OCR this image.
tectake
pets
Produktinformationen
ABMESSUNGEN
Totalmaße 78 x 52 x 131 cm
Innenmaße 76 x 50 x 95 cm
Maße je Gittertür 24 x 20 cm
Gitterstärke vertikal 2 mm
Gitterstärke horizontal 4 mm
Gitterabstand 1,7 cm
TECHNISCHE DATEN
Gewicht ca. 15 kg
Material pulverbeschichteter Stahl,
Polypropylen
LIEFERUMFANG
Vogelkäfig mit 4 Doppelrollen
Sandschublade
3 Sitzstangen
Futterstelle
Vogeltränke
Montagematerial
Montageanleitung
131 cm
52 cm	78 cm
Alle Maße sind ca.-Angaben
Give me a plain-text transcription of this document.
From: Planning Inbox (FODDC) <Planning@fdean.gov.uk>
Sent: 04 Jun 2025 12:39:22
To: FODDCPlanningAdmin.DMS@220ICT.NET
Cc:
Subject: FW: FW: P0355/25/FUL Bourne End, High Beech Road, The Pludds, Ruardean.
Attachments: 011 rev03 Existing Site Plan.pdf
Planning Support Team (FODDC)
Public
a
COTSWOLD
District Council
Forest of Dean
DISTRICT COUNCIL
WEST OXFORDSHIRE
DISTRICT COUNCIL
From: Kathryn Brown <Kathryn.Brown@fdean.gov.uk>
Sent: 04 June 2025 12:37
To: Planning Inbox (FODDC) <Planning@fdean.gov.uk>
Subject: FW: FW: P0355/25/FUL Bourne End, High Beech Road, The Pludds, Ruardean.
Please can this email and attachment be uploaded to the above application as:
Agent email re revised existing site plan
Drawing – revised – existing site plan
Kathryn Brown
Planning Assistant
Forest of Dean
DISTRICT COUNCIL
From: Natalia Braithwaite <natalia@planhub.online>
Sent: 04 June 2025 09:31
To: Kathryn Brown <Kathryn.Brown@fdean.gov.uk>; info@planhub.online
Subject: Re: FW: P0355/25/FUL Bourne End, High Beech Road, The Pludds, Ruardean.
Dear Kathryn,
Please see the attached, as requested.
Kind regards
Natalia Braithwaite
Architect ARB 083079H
··········
## Task details
Restate the whole listing exactly.

## Worked solution
OCR this image.
tectake
pets
Produktinformationen
ABMESSUNGEN
Totalmaße 78 x 52 x 131 cm
Innenmaße 76 x 50 x 95 cm
Maße je Gittertür 24 x 20 cm
Gitterstärke vertikal 2 mm
Gitterstärke horizontal 4 mm
Gitterabstand 1,7 cm
TECHNISCHE DATEN
Gewicht ca. 15 kg
Material pulverbeschichteter Stahl,
Polypropylen
LIEFERUMFANG
Vogelkäfig mit 4 Doppelrollen
Sandschublade
3 Sitzstangen
Futterstelle
Vogeltränke
Montagematerial
Montageanleitung
131 cm
52 cm	78 cm
Alle Maße sind ca.-Angaben
Give me a plain-text transcription of this document.
From: Planning Inbox (FODDC) <Planning@fdean.gov.uk>
Sent: 04 Jun 2025 12:39:22
To: FODDCPlanningAdmin.DMS@220ICT.NET
Cc:
Subject: FW: FW: P0355/25/FUL Bourne End, High Beech Road, The Pludds, Ruardean.
Attachments: 011 rev03 Existing Site Plan.pdf
Planning Support Team (FODDC)
Public
a
COTSWOLD
District Council
Forest of Dean
DISTRICT COUNCIL
WEST OXFORDSHIRE
DISTRICT COUNCIL
From: Kathryn Brown <Kathryn.Brown@fdean.gov.uk>
Sent: 04 June 2025 12:37
To: Planning Inbox (FODDC) <Planning@fdean.gov.uk>
Subject: FW: FW: P0355/25/FUL Bourne End, High Beech Road, The Pludds, Ruardean.
Please can this email and attachment be uploaded to the above application as:
Agent email re revised existing site plan
Drawing – revised – existing site plan
Kathryn Brown
Planning Assistant
Forest of Dean
DISTRICT COUNCIL
From: Natalia Braithwaite <natalia@planhub.online>
Sent: 04 June 2025 09:31
To: Kathryn Brown <Kathryn.Brown@fdean.gov.uk>; info@planhub.online
Subject: Re: FW: P0355/25/FUL Bourne End, High Beech Road, The Pludds, Ruardean.
Dear Kathryn,
Please see the attached, as requested.
Kind regards
Natalia Braithwaite
Architect ARB 083079H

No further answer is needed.